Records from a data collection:
• • • •

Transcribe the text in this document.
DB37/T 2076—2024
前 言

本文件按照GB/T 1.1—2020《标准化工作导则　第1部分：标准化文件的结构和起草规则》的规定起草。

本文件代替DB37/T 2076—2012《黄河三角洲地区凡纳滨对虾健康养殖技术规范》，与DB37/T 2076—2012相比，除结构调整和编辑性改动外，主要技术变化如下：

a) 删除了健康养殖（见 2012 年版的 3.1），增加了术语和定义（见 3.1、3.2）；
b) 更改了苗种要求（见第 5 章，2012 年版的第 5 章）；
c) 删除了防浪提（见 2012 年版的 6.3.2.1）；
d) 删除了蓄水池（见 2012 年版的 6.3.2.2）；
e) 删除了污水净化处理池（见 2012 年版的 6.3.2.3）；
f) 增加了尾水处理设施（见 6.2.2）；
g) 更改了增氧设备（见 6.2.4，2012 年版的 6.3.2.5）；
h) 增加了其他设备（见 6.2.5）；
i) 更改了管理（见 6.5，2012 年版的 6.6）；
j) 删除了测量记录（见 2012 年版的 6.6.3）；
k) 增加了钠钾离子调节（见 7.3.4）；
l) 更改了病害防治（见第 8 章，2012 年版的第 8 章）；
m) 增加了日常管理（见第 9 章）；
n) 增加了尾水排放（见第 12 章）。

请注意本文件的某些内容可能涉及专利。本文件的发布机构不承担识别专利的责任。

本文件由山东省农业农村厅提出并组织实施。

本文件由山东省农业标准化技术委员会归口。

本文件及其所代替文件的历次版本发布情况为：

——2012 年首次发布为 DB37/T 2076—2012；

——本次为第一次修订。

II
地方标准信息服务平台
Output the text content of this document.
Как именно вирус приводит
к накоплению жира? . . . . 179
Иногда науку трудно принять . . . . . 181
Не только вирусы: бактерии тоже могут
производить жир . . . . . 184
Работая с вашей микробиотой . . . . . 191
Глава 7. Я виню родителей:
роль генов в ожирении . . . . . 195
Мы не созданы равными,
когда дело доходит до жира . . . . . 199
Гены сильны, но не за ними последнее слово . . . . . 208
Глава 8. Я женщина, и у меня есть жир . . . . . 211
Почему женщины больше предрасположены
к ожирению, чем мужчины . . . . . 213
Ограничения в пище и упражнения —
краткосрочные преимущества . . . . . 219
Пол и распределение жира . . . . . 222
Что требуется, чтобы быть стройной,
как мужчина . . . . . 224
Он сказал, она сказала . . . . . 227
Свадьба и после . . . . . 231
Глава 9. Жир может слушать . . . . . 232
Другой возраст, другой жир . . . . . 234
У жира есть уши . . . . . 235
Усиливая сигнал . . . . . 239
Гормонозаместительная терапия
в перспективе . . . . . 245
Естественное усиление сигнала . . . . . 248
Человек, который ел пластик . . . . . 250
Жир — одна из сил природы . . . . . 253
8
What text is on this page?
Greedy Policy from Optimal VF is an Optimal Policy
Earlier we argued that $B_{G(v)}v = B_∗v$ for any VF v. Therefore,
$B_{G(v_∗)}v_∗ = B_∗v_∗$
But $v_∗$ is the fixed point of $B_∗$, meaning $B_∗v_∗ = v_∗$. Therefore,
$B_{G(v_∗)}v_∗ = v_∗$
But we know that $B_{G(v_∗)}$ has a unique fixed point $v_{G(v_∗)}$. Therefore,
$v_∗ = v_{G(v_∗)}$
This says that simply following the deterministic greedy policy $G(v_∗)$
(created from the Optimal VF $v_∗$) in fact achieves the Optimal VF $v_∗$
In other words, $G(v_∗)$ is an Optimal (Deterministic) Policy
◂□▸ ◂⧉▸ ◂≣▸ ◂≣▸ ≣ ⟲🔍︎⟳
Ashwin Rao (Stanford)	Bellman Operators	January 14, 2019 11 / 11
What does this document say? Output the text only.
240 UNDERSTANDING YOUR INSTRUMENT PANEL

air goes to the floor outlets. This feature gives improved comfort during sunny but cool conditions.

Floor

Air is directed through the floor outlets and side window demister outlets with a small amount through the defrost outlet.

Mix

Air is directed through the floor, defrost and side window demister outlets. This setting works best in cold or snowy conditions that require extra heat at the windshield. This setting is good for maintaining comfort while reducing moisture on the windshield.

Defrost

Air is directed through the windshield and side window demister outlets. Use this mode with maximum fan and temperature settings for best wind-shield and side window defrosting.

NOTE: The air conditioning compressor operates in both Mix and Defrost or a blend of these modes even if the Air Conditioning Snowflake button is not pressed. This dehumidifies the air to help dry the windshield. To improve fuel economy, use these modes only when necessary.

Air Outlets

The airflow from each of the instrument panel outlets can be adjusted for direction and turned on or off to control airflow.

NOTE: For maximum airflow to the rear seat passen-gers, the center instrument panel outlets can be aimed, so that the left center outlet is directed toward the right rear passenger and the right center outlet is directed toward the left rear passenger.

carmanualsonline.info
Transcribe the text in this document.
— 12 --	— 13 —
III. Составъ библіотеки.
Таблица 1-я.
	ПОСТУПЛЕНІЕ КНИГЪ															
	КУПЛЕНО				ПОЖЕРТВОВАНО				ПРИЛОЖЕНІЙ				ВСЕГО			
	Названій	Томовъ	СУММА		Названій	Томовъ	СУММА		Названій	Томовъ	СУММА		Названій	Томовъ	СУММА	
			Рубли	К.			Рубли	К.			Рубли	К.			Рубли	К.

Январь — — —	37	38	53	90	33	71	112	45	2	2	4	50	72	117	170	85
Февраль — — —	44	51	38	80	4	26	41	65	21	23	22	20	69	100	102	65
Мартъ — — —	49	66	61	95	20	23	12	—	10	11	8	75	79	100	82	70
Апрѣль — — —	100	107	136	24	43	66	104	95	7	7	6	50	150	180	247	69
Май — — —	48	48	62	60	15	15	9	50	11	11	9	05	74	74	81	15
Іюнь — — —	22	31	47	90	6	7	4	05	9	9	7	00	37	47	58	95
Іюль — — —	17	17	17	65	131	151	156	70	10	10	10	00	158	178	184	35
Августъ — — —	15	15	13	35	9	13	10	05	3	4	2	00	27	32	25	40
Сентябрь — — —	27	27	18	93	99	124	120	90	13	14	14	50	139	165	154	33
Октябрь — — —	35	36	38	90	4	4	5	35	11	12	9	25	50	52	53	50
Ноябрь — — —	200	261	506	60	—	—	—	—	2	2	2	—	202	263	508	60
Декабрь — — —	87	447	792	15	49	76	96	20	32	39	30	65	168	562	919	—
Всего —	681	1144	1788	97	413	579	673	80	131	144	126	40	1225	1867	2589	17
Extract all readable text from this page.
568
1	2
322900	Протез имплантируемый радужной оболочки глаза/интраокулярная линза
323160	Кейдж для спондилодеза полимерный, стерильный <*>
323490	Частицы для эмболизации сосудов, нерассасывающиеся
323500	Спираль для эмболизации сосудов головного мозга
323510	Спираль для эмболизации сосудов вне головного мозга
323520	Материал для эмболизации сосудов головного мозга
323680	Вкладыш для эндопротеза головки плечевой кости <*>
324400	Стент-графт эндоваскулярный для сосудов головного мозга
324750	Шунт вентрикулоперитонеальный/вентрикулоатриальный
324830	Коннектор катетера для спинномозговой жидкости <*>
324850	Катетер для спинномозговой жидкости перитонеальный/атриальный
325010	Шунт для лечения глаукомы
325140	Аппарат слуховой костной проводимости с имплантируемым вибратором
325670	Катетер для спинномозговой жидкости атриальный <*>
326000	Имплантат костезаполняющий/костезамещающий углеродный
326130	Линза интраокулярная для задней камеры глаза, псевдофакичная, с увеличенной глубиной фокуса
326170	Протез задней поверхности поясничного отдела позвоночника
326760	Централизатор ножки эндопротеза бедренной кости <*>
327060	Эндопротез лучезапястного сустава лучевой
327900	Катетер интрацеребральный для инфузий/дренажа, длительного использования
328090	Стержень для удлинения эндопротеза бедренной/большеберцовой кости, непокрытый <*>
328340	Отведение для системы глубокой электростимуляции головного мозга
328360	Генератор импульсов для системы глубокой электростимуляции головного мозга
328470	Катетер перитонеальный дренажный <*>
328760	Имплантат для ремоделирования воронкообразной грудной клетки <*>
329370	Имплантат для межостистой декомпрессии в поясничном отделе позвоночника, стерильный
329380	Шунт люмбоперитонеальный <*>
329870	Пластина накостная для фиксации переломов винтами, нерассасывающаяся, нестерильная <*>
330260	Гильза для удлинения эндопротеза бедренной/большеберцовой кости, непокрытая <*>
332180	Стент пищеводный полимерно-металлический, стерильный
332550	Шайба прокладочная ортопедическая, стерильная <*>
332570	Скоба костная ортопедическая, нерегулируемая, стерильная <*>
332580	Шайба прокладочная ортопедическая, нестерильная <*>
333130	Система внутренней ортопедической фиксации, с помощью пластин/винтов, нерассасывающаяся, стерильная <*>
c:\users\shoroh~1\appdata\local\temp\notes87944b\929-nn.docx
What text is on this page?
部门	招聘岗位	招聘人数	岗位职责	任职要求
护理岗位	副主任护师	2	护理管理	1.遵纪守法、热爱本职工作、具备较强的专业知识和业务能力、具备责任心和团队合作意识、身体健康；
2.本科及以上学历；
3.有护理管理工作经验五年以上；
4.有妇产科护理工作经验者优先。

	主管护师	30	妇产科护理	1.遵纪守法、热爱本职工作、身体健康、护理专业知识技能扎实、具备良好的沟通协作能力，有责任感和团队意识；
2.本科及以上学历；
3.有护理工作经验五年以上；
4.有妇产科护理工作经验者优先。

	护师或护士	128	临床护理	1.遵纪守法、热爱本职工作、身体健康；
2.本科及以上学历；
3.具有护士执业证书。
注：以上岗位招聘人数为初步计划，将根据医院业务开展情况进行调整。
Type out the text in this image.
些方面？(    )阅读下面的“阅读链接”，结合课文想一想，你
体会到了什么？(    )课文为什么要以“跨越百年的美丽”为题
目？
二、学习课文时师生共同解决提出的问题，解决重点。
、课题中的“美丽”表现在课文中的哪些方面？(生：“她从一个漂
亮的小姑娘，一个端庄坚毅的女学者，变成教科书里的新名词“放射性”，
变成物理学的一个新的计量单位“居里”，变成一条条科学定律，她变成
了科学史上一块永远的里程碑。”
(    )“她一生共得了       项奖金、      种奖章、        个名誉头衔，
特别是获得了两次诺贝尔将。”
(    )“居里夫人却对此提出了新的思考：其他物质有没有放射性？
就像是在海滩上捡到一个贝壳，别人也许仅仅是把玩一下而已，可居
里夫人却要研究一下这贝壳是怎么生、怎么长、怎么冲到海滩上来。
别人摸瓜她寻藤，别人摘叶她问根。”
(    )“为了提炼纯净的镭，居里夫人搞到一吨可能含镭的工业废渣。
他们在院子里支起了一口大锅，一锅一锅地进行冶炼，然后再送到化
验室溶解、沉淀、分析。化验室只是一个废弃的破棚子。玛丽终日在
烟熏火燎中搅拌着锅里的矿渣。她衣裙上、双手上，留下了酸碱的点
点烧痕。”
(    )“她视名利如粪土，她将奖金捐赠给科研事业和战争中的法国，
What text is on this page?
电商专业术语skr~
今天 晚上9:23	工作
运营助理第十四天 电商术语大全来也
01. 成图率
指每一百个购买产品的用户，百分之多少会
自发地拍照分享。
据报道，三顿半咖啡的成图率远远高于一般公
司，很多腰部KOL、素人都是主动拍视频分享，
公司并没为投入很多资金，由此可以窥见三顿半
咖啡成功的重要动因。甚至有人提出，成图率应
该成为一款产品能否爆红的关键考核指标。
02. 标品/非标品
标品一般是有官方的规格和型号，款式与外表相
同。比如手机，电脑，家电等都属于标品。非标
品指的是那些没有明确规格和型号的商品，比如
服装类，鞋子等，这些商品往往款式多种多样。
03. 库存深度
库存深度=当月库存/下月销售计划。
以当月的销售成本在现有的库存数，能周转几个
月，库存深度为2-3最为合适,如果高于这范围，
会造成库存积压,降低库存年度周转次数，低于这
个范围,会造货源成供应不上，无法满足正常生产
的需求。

• • • •

Out of the material above, gather each line where "стерильный" appears.

Answer:
323160	Кейдж для спондилодеза полимерный, стерильный <*>
329370	Имплантат для межостистой декомпрессии в поясничном отделе позвоночника, стерильный
332180	Стент пищеводный полимерно-металлический, стерильный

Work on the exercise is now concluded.